#### Goal
No images are to be carried over; print all other material exactly as it stands.

— begin —

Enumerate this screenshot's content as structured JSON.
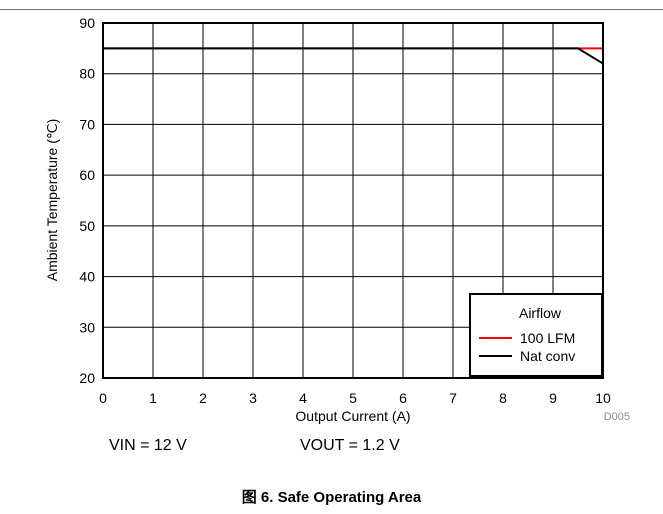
{
  "chart_data": {
    "type": "line",
    "xlabel": "Output Current (A)",
    "ylabel": "Ambient Temperature (℃)",
    "xlim": [
      0,
      10
    ],
    "ylim": [
      20,
      90
    ],
    "xticks": [
      "0",
      "1",
      "2",
      "3",
      "4",
      "5",
      "6",
      "7",
      "8",
      "9",
      "10"
    ],
    "yticks": [
      "20",
      "30",
      "40",
      "50",
      "60",
      "70",
      "80",
      "90"
    ],
    "grid": true,
    "legend": {
      "title": "Airflow",
      "placement": "bottom-right"
    },
    "series": [
      {
        "name": "100 LFM",
        "color": "#ff0000",
        "points": [
          [
            0,
            85
          ],
          [
            10,
            85
          ]
        ]
      },
      {
        "name": "Nat conv",
        "color": "#000000",
        "points": [
          [
            0,
            85
          ],
          [
            9.5,
            85
          ],
          [
            10,
            82
          ]
        ]
      }
    ],
    "code": "D005"
  },
  "conditions": {
    "vin": "VIN = 12 V",
    "vout": "VOUT = 1.2 V"
  },
  "caption": "图 6. Safe Operating Area"
}
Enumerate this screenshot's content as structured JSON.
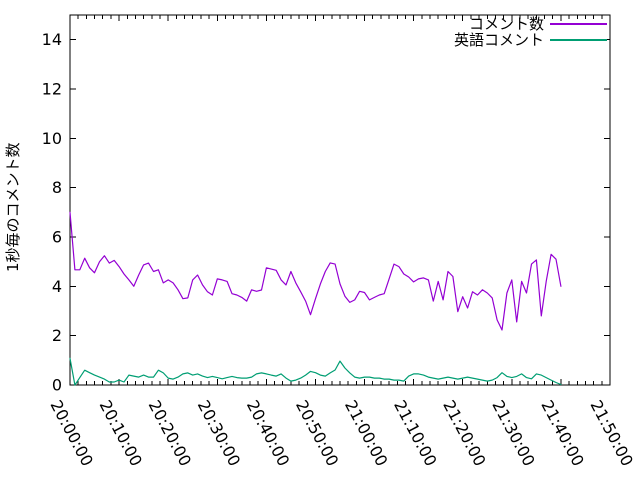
{
  "chart_data": {
    "type": "line",
    "title": "",
    "ylabel": "1秒毎のコメント数",
    "xlabel": "",
    "ylim": [
      0,
      15
    ],
    "ytick_values": [
      0,
      2,
      4,
      6,
      8,
      10,
      12,
      14
    ],
    "xtick_labels": [
      "20:00:00",
      "20:10:00",
      "20:20:00",
      "20:30:00",
      "20:40:00",
      "20:50:00",
      "21:00:00",
      "21:10:00",
      "21:20:00",
      "21:30:00",
      "21:40:00",
      "21:50:00"
    ],
    "x_axis": {
      "start": "20:00:00",
      "end": "21:50:00",
      "total_minutes": 110,
      "major_step_min": 10,
      "minor_divisions_per_major": 6,
      "sample_step_min": 1
    },
    "grid": "off",
    "legend_position": "top-right-inside",
    "axis_color": "#000000",
    "text_color": "#000000",
    "background_color": "#ffffff",
    "legend": [
      {
        "label": "コメント数",
        "color": "#9400d3"
      },
      {
        "label": "英語コメント",
        "color": "#009e73"
      }
    ],
    "series": [
      {
        "name": "コメント数",
        "color": "#9400d3",
        "values": [
          7.0,
          4.67,
          4.67,
          5.14,
          4.75,
          4.55,
          5.0,
          5.24,
          4.94,
          5.05,
          4.8,
          4.5,
          4.26,
          4.0,
          4.46,
          4.87,
          4.94,
          4.6,
          4.67,
          4.14,
          4.26,
          4.14,
          3.86,
          3.5,
          3.53,
          4.26,
          4.46,
          4.06,
          3.78,
          3.65,
          4.3,
          4.26,
          4.2,
          3.7,
          3.65,
          3.55,
          3.4,
          3.86,
          3.8,
          3.85,
          4.75,
          4.7,
          4.65,
          4.26,
          4.06,
          4.6,
          4.14,
          3.78,
          3.4,
          2.85,
          3.5,
          4.1,
          4.6,
          4.95,
          4.9,
          4.1,
          3.6,
          3.35,
          3.45,
          3.8,
          3.75,
          3.45,
          3.55,
          3.65,
          3.7,
          4.3,
          4.9,
          4.8,
          4.5,
          4.38,
          4.18,
          4.3,
          4.34,
          4.26,
          3.4,
          4.2,
          3.45,
          4.6,
          4.4,
          2.97,
          3.58,
          3.12,
          3.78,
          3.65,
          3.86,
          3.73,
          3.53,
          2.64,
          2.23,
          3.73,
          4.26,
          2.56,
          4.2,
          3.73,
          4.9,
          5.07,
          2.8,
          4.2,
          5.3,
          5.1,
          4.0
        ]
      },
      {
        "name": "英語コメント",
        "color": "#009e73",
        "values": [
          1.08,
          0.0,
          0.3,
          0.6,
          0.5,
          0.4,
          0.32,
          0.24,
          0.12,
          0.12,
          0.2,
          0.12,
          0.4,
          0.36,
          0.32,
          0.4,
          0.32,
          0.32,
          0.6,
          0.49,
          0.28,
          0.24,
          0.32,
          0.45,
          0.49,
          0.4,
          0.45,
          0.36,
          0.3,
          0.35,
          0.3,
          0.25,
          0.3,
          0.35,
          0.3,
          0.28,
          0.28,
          0.32,
          0.45,
          0.49,
          0.45,
          0.4,
          0.36,
          0.45,
          0.28,
          0.16,
          0.2,
          0.28,
          0.4,
          0.55,
          0.5,
          0.4,
          0.36,
          0.49,
          0.61,
          0.97,
          0.69,
          0.49,
          0.32,
          0.28,
          0.32,
          0.32,
          0.28,
          0.28,
          0.24,
          0.24,
          0.2,
          0.2,
          0.16,
          0.36,
          0.45,
          0.45,
          0.4,
          0.32,
          0.28,
          0.24,
          0.28,
          0.32,
          0.28,
          0.24,
          0.28,
          0.32,
          0.28,
          0.24,
          0.2,
          0.16,
          0.2,
          0.3,
          0.5,
          0.35,
          0.3,
          0.35,
          0.45,
          0.3,
          0.25,
          0.45,
          0.4,
          0.3,
          0.2,
          0.1,
          0.02
        ]
      }
    ]
  }
}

— end —

#### Reply to the task
Enumerate this screenshot's content as structured JSON.
{
  "chart_data": {
    "type": "line",
    "xlabel": "Output Current (A)",
    "ylabel": "Ambient Temperature (℃)",
    "xlim": [
      0,
      10
    ],
    "ylim": [
      20,
      90
    ],
    "xticks": [
      "0",
      "1",
      "2",
      "3",
      "4",
      "5",
      "6",
      "7",
      "8",
      "9",
      "10"
    ],
    "yticks": [
      "20",
      "30",
      "40",
      "50",
      "60",
      "70",
      "80",
      "90"
    ],
    "grid": true,
    "legend": {
      "title": "Airflow",
      "placement": "bottom-right"
    },
    "series": [
      {
        "name": "100 LFM",
        "color": "#ff0000",
        "points": [
          [
            0,
            85
          ],
          [
            10,
            85
          ]
        ]
      },
      {
        "name": "Nat conv",
        "color": "#000000",
        "points": [
          [
            0,
            85
          ],
          [
            9.5,
            85
          ],
          [
            10,
            82
          ]
        ]
      }
    ],
    "code": "D005"
  },
  "conditions": {
    "vin": "VIN = 12 V",
    "vout": "VOUT = 1.2 V"
  },
  "caption": "图 6. Safe Operating Area"
}
Enumerate this screenshot's content as structured JSON.
{
  "chart_data": {
    "type": "line",
    "title": "",
    "ylabel": "1秒毎のコメント数",
    "xlabel": "",
    "ylim": [
      0,
      15
    ],
    "ytick_values": [
      0,
      2,
      4,
      6,
      8,
      10,
      12,
      14
    ],
    "xtick_labels": [
      "20:00:00",
      "20:10:00",
      "20:20:00",
      "20:30:00",
      "20:40:00",
      "20:50:00",
      "21:00:00",
      "21:10:00",
      "21:20:00",
      "21:30:00",
      "21:40:00",
      "21:50:00"
    ],
    "x_axis": {
      "start": "20:00:00",
      "end": "21:50:00",
      "total_minutes": 110,
      "major_step_min": 10,
      "minor_divisions_per_major": 6,
      "sample_step_min": 1
    },
    "grid": "off",
    "legend_position": "top-right-inside",
    "axis_color": "#000000",
    "text_color": "#000000",
    "background_color": "#ffffff",
    "legend": [
      {
        "label": "コメント数",
        "color": "#9400d3"
      },
      {
        "label": "英語コメント",
        "color": "#009e73"
      }
    ],
    "series": [
      {
        "name": "コメント数",
        "color": "#9400d3",
        "values": [
          7.0,
          4.67,
          4.67,
          5.14,
          4.75,
          4.55,
          5.0,
          5.24,
          4.94,
          5.05,
          4.8,
          4.5,
          4.26,
          4.0,
          4.46,
          4.87,
          4.94,
          4.6,
          4.67,
          4.14,
          4.26,
          4.14,
          3.86,
          3.5,
          3.53,
          4.26,
          4.46,
          4.06,
          3.78,
          3.65,
          4.3,
          4.26,
          4.2,
          3.7,
          3.65,
          3.55,
          3.4,
          3.86,
          3.8,
          3.85,
          4.75,
          4.7,
          4.65,
          4.26,
          4.06,
          4.6,
          4.14,
          3.78,
          3.4,
          2.85,
          3.5,
          4.1,
          4.6,
          4.95,
          4.9,
          4.1,
          3.6,
          3.35,
          3.45,
          3.8,
          3.75,
          3.45,
          3.55,
          3.65,
          3.7,
          4.3,
          4.9,
          4.8,
          4.5,
          4.38,
          4.18,
          4.3,
          4.34,
          4.26,
          3.4,
          4.2,
          3.45,
          4.6,
          4.4,
          2.97,
          3.58,
          3.12,
          3.78,
          3.65,
          3.86,
          3.73,
          3.53,
          2.64,
          2.23,
          3.73,
          4.26,
          2.56,
          4.2,
          3.73,
          4.9,
          5.07,
          2.8,
          4.2,
          5.3,
          5.1,
          4.0
        ]
      },
      {
        "name": "英語コメント",
        "color": "#009e73",
        "values": [
          1.08,
          0.0,
          0.3,
          0.6,
          0.5,
          0.4,
          0.32,
          0.24,
          0.12,
          0.12,
          0.2,
          0.12,
          0.4,
          0.36,
          0.32,
          0.4,
          0.32,
          0.32,
          0.6,
          0.49,
          0.28,
          0.24,
          0.32,
          0.45,
          0.49,
          0.4,
          0.45,
          0.36,
          0.3,
          0.35,
          0.3,
          0.25,
          0.3,
          0.35,
          0.3,
          0.28,
          0.28,
          0.32,
          0.45,
          0.49,
          0.45,
          0.4,
          0.36,
          0.45,
          0.28,
          0.16,
          0.2,
          0.28,
          0.4,
          0.55,
          0.5,
          0.4,
          0.36,
          0.49,
          0.61,
          0.97,
          0.69,
          0.49,
          0.32,
          0.28,
          0.32,
          0.32,
          0.28,
          0.28,
          0.24,
          0.24,
          0.2,
          0.2,
          0.16,
          0.36,
          0.45,
          0.45,
          0.4,
          0.32,
          0.28,
          0.24,
          0.28,
          0.32,
          0.28,
          0.24,
          0.28,
          0.32,
          0.28,
          0.24,
          0.2,
          0.16,
          0.2,
          0.3,
          0.5,
          0.35,
          0.3,
          0.35,
          0.45,
          0.3,
          0.25,
          0.45,
          0.4,
          0.3,
          0.2,
          0.1,
          0.02
        ]
      }
    ]
  }
}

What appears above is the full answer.